◆ The problem: Omit all pictures, then retype the data exactly as given.

□ □ □ □ □

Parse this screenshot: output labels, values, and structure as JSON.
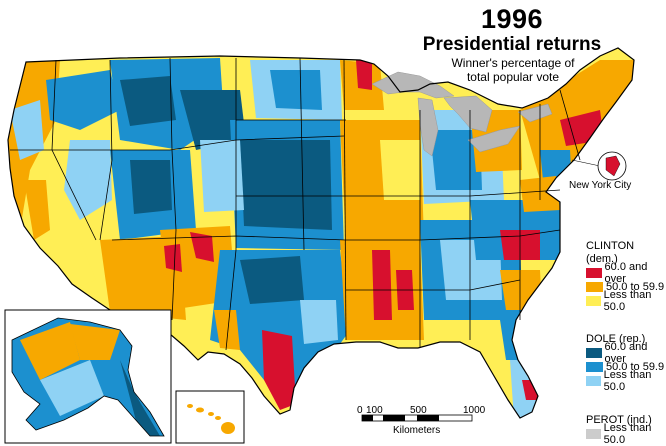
{
  "title": {
    "year": "1996",
    "main": "Presidential returns"
  },
  "subtitle": [
    "Winner's percentage of",
    "total popular vote"
  ],
  "inset_label": "New York City",
  "legend": [
    {
      "candidate": "CLINTON",
      "party": "(dem.)",
      "items": [
        {
          "label": "60.0 and over",
          "color": "#d7102e"
        },
        {
          "label": "50.0 to 59.9",
          "color": "#f7a800"
        },
        {
          "label": "Less than 50.0",
          "color": "#ffee55"
        }
      ]
    },
    {
      "candidate": "DOLE",
      "party": "(rep.)",
      "items": [
        {
          "label": "60.0 and over",
          "color": "#0b5a80"
        },
        {
          "label": "50.0 to 59.9",
          "color": "#1c90cf"
        },
        {
          "label": "Less than 50.0",
          "color": "#8fd2f4"
        }
      ]
    },
    {
      "candidate": "PEROT",
      "party": "(ind.)",
      "items": [
        {
          "label": "Less than 50.0",
          "color": "#cccccc"
        }
      ]
    }
  ],
  "scale_bar": {
    "ticks": [
      "0",
      "100",
      "500",
      "1000"
    ],
    "unit": "Kilometers"
  },
  "colors": {
    "lakes": "#b7b7b7",
    "borders": "#000000",
    "ocean": "#ffffff"
  }
}
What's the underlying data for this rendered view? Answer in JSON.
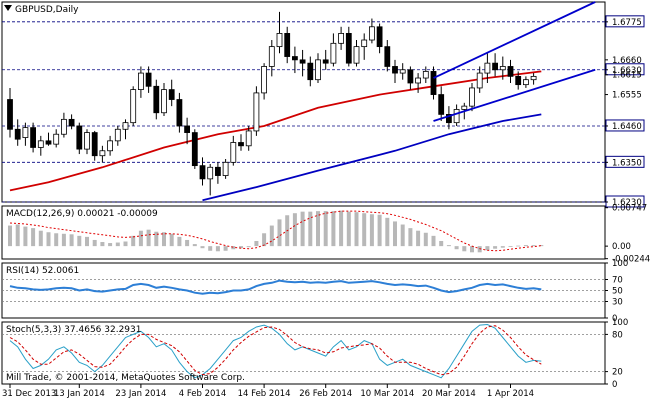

□ □ □ □ □

◆ Exercise response:
Parse this screenshot: output labels, values, and structure as JSON.
{
  "title": {
    "year": "1996",
    "main": "Presidential returns"
  },
  "subtitle": [
    "Winner's percentage of",
    "total popular vote"
  ],
  "inset_label": "New York City",
  "legend": [
    {
      "candidate": "CLINTON",
      "party": "(dem.)",
      "items": [
        {
          "label": "60.0 and over",
          "color": "#d7102e"
        },
        {
          "label": "50.0 to 59.9",
          "color": "#f7a800"
        },
        {
          "label": "Less than 50.0",
          "color": "#ffee55"
        }
      ]
    },
    {
      "candidate": "DOLE",
      "party": "(rep.)",
      "items": [
        {
          "label": "60.0 and over",
          "color": "#0b5a80"
        },
        {
          "label": "50.0 to 59.9",
          "color": "#1c90cf"
        },
        {
          "label": "Less than 50.0",
          "color": "#8fd2f4"
        }
      ]
    },
    {
      "candidate": "PEROT",
      "party": "(ind.)",
      "items": [
        {
          "label": "Less than 50.0",
          "color": "#cccccc"
        }
      ]
    }
  ],
  "scale_bar": {
    "ticks": [
      "0",
      "100",
      "500",
      "1000"
    ],
    "unit": "Kilometers"
  },
  "colors": {
    "lakes": "#b7b7b7",
    "borders": "#000000",
    "ocean": "#ffffff"
  }
}
What's the underlying data for this rendered view? Answer in JSON.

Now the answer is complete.